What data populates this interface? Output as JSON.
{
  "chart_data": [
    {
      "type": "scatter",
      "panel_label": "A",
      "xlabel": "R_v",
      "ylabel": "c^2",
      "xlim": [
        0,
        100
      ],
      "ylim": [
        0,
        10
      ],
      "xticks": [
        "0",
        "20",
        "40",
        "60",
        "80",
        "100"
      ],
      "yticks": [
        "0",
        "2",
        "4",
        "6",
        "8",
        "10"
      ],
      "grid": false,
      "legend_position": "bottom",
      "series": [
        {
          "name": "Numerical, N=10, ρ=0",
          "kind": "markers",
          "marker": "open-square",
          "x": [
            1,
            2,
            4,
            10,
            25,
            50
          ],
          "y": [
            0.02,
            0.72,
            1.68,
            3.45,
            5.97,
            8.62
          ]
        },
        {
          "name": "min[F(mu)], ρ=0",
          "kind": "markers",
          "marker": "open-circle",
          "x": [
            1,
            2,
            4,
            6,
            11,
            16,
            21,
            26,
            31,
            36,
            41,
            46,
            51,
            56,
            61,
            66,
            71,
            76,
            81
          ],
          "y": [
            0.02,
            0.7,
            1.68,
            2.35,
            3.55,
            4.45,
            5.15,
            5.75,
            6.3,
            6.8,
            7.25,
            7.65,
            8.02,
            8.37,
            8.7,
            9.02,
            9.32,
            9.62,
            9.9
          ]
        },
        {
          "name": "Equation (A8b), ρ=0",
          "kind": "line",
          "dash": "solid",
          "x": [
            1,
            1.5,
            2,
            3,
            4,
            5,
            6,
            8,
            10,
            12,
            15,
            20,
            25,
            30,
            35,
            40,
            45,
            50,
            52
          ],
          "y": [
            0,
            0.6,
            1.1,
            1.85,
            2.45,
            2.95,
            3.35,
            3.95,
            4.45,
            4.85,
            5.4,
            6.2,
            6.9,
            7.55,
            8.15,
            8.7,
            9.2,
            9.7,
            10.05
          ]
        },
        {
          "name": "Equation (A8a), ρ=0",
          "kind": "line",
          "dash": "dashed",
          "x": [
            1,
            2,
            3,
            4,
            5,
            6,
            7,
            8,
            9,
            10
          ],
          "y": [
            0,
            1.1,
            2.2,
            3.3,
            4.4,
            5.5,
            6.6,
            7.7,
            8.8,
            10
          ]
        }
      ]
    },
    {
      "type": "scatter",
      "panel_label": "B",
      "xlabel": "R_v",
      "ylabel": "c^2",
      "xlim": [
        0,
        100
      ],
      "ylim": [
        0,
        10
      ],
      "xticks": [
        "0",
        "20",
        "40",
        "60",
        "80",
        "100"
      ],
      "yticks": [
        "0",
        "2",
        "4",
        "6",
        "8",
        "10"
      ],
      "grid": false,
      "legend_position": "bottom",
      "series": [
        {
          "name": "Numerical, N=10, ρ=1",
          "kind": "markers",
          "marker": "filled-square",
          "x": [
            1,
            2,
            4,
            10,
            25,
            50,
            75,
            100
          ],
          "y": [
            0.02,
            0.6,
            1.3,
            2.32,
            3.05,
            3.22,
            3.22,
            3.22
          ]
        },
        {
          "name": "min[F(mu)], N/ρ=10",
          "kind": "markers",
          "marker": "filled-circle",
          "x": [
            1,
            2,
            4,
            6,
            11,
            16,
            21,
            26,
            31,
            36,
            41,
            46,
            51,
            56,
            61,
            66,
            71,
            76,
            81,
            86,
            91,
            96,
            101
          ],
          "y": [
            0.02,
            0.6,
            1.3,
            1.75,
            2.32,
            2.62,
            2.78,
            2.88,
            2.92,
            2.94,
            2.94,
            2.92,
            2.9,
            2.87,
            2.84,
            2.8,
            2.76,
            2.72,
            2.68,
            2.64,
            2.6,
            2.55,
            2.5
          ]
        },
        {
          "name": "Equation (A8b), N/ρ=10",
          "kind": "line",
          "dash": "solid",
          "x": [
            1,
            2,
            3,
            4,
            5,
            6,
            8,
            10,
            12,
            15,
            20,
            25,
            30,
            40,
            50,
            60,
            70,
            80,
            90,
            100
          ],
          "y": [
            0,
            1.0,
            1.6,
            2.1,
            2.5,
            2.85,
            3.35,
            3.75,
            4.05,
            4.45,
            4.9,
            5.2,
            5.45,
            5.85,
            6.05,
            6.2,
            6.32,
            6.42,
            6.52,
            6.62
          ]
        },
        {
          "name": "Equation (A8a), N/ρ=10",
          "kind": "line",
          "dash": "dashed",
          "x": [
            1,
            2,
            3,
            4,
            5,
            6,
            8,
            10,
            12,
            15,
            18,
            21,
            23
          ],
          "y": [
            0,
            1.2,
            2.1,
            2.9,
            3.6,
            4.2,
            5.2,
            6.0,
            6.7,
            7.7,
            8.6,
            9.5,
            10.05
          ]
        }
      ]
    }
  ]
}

--

**GIVEN EXERCISE:**
Where a line contains the string "Equation", extract that line.

**RESULT BELOW:**
          "name": "Equation (A8b), ρ=0",
          "name": "Equation (A8a), ρ=0",
          "name": "Equation (A8b), N/ρ=10",
          "name": "Equation (A8a), N/ρ=10",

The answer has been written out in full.